Extracted records.
----------
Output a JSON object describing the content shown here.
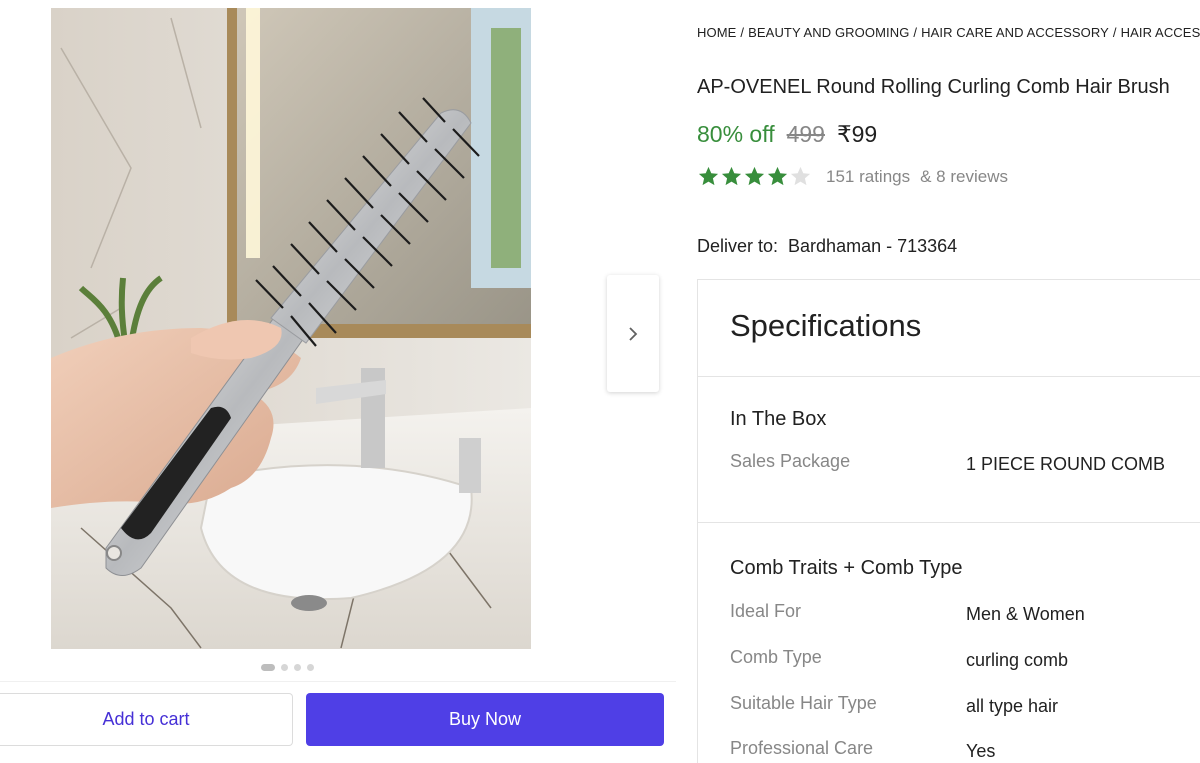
{
  "breadcrumb": [
    "HOME",
    "BEAUTY AND GROOMING",
    "HAIR CARE AND ACCESSORY",
    "HAIR ACCESSORY"
  ],
  "product": {
    "title": "AP-OVENEL Round Rolling Curling Comb Hair Brush",
    "discount": "80% off",
    "mrp": "499",
    "price": "₹99",
    "rating_value": 4,
    "rating_max": 5,
    "ratings_text": "151 ratings",
    "reviews_text": "& 8 reviews"
  },
  "delivery": {
    "label": "Deliver to:",
    "location": "Bardhaman - 713364"
  },
  "gallery": {
    "image_count": 4,
    "active_index": 0,
    "next_icon": "chevron-right-icon"
  },
  "actions": {
    "add_to_cart": "Add to cart",
    "buy_now": "Buy Now"
  },
  "specifications": {
    "title": "Specifications",
    "sections": [
      {
        "title": "In The Box",
        "rows": [
          {
            "key": "Sales Package",
            "value": "1 PIECE ROUND COMB"
          }
        ]
      },
      {
        "title": "Comb Traits + Comb Type",
        "rows": [
          {
            "key": "Ideal For",
            "value": "Men & Women"
          },
          {
            "key": "Comb Type",
            "value": "curling comb"
          },
          {
            "key": "Suitable Hair Type",
            "value": "all type hair"
          },
          {
            "key": "Professional Care",
            "value": "Yes"
          }
        ]
      }
    ]
  },
  "colors": {
    "discount_green": "#388e3c",
    "star_green": "#388e3c",
    "buy_button": "#4f3fe6",
    "cart_text": "#4630d6"
  }
}
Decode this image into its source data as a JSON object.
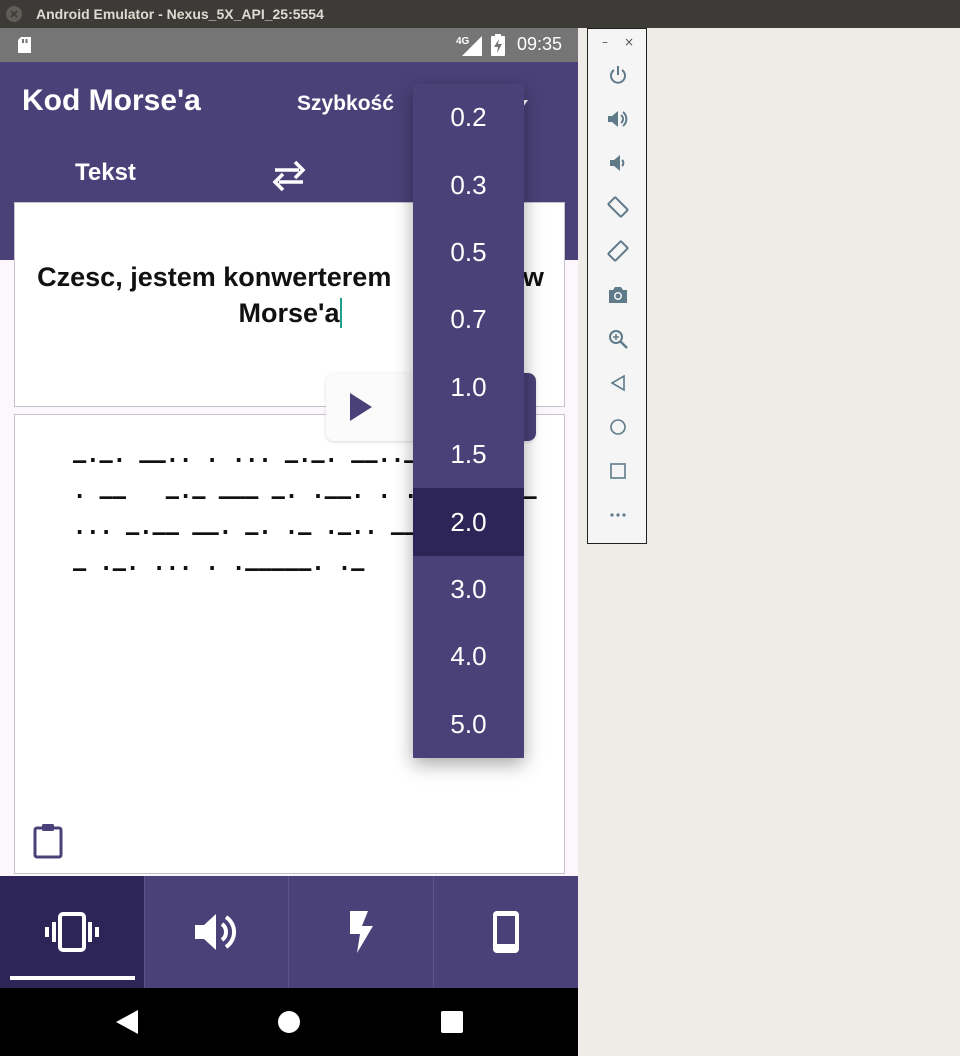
{
  "window": {
    "title": "Android Emulator - Nexus_5X_API_25:5554"
  },
  "statusbar": {
    "network": "4G",
    "time": "09:35"
  },
  "app": {
    "title": "Kod Morse'a",
    "speed_label": "Szybkość",
    "tab_left": "Tekst"
  },
  "input": {
    "line1": "Czesc, jestem konwerterem",
    "line1_tail": "ow",
    "line2": "Morse'a"
  },
  "output": {
    "morse_lines": [
      "–·–· ––·· · ··· –·–· ––··––      –",
      "· ––   –·– ––– –· ·––· · ·–· –··  –",
      "··· –·–– ––· –· ·– ·–·· ––– ·   –",
      "– ·–· ··· · ·–––––· ·–"
    ]
  },
  "speed_dropdown": {
    "options": [
      "0.2",
      "0.3",
      "0.5",
      "0.7",
      "1.0",
      "1.5",
      "2.0",
      "3.0",
      "4.0",
      "5.0"
    ],
    "selected": "2.0"
  },
  "bottom_nav": [
    "vibrate",
    "sound",
    "flash",
    "screen"
  ],
  "colors": {
    "primary": "#4b4179",
    "primary_dark": "#2d2557",
    "caret": "#1f9e8b"
  }
}
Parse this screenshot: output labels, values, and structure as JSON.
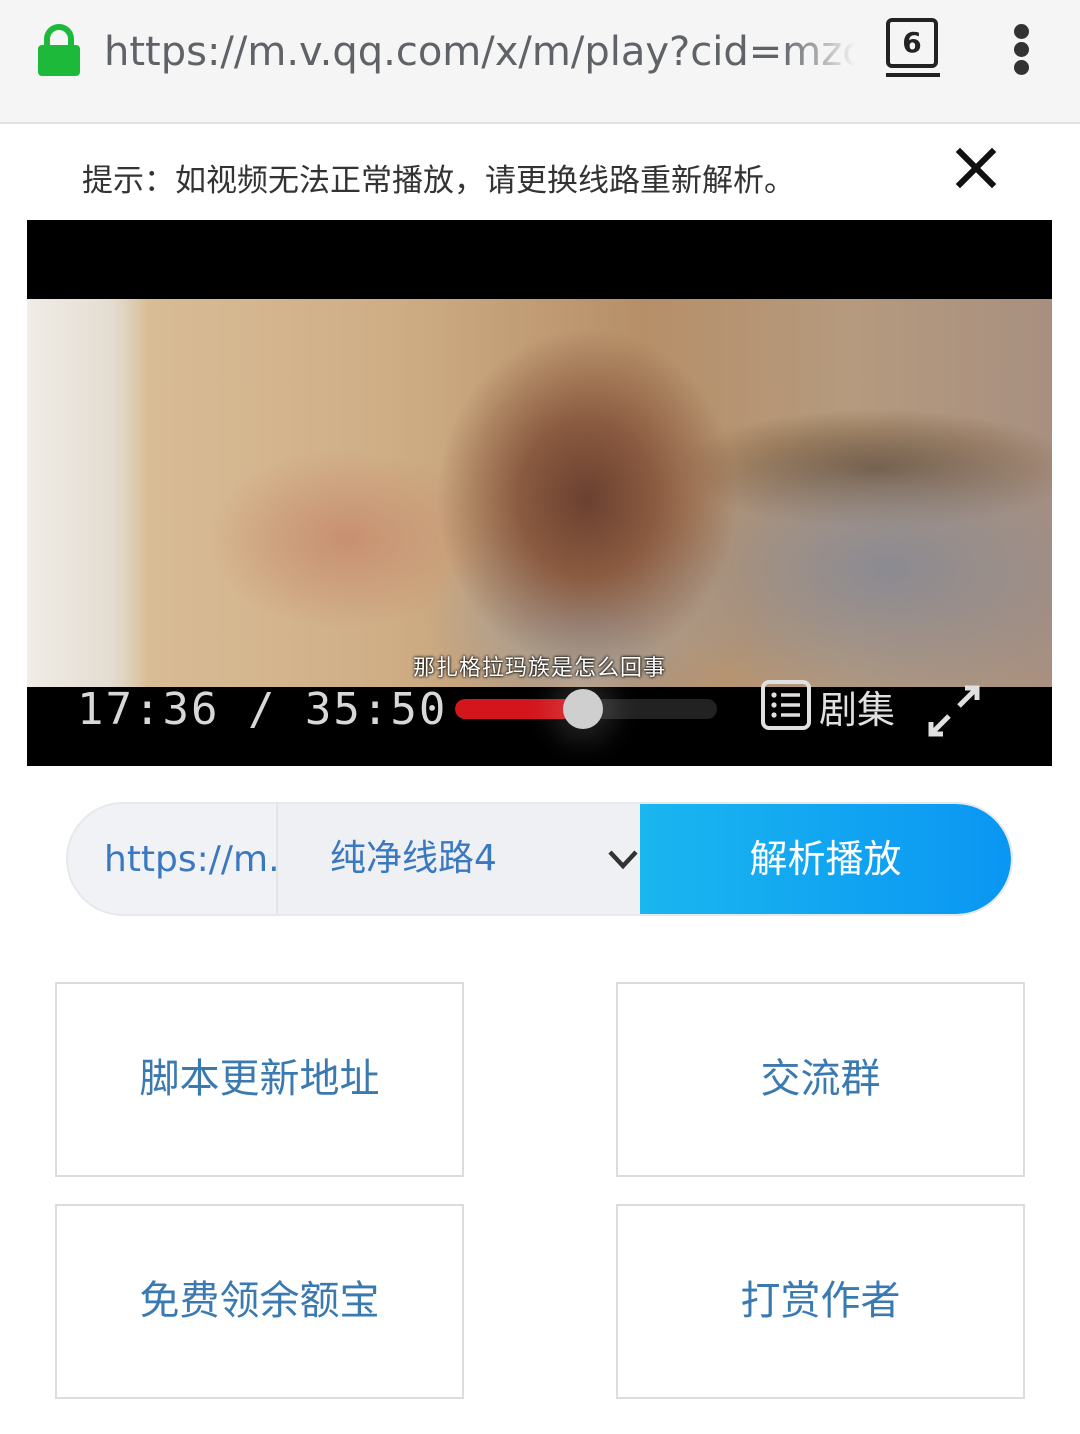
{
  "browser": {
    "url": "https://m.v.qq.com/x/m/play?cid=mzc",
    "tab_count": "6",
    "secure_color": "#1db93b"
  },
  "notice": {
    "text": "提示：如视频无法正常播放，请更换线路重新解析。"
  },
  "player": {
    "subtitle": "那扎格拉玛族是怎么回事",
    "time_display": "17:36 / 35:50",
    "current_time": "17:36",
    "duration": "35:50",
    "progress_fraction": 0.49,
    "episodes_label": "剧集",
    "progress_color": "#d2161c"
  },
  "parse_bar": {
    "url_value": "https://m.v.qq.com/x/m/play?cid=mzc",
    "route_selected": "纯净线路4",
    "parse_button_label": "解析播放",
    "accent_color": "#0a96f3"
  },
  "actions": [
    {
      "label": "脚本更新地址"
    },
    {
      "label": "交流群"
    },
    {
      "label": "免费领余额宝"
    },
    {
      "label": "打赏作者"
    }
  ],
  "icons": {
    "lock": "lock-icon",
    "menu": "more-vert-icon",
    "close": "close-icon",
    "playlist": "playlist-icon",
    "fullscreen": "fullscreen-icon",
    "dropdown": "chevron-down-icon"
  }
}
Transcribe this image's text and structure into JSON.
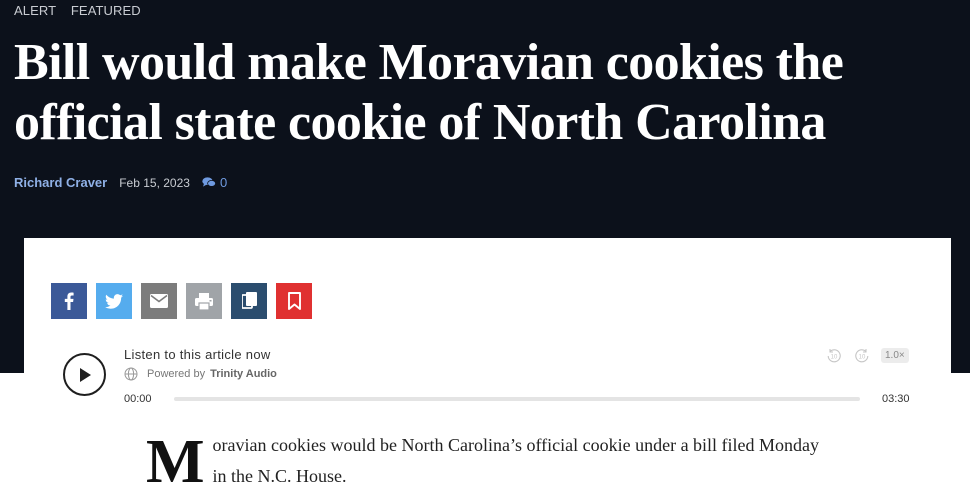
{
  "tags": [
    "ALERT",
    "FEATURED"
  ],
  "headline": "Bill would make Moravian cookies the official state cookie of North Carolina",
  "byline": {
    "author": "Richard Craver",
    "date": "Feb 15, 2023",
    "comment_count": "0"
  },
  "share": {
    "icons": [
      "facebook-icon",
      "twitter-icon",
      "email-icon",
      "print-icon",
      "copy-icon",
      "bookmark-icon"
    ],
    "colors": {
      "facebook": "#3b5998",
      "twitter": "#55acee",
      "email": "#7c7c7c",
      "print": "#a0a4a8",
      "copy": "#2b4d6e",
      "bookmark": "#e03131"
    }
  },
  "audio": {
    "title": "Listen to this article now",
    "powered_by": "Powered by",
    "provider": "Trinity Audio",
    "current_time": "00:00",
    "total_time": "03:30",
    "speed": "1.0×",
    "rewind_label": "10",
    "forward_label": "10",
    "progress": 0
  },
  "article": {
    "dropcap": "M",
    "first_paragraph_rest": "oravian cookies would be North Carolina’s official cookie under a bill filed Monday in the N.C. House."
  }
}
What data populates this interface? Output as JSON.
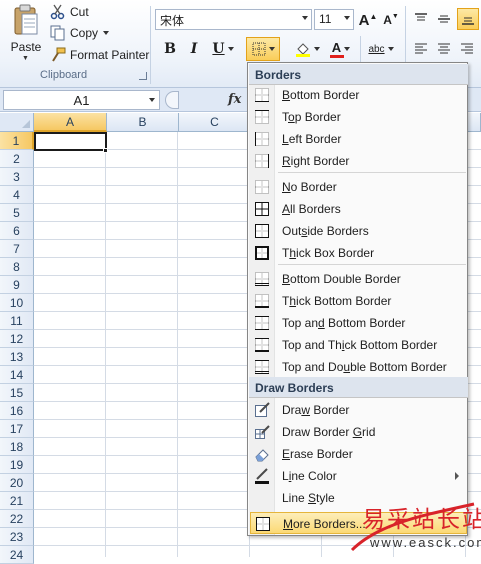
----------
GIVEN REQUEST.
Give the number of lines that hold the word "this" in these records, with nothing added.

ANSWER.
5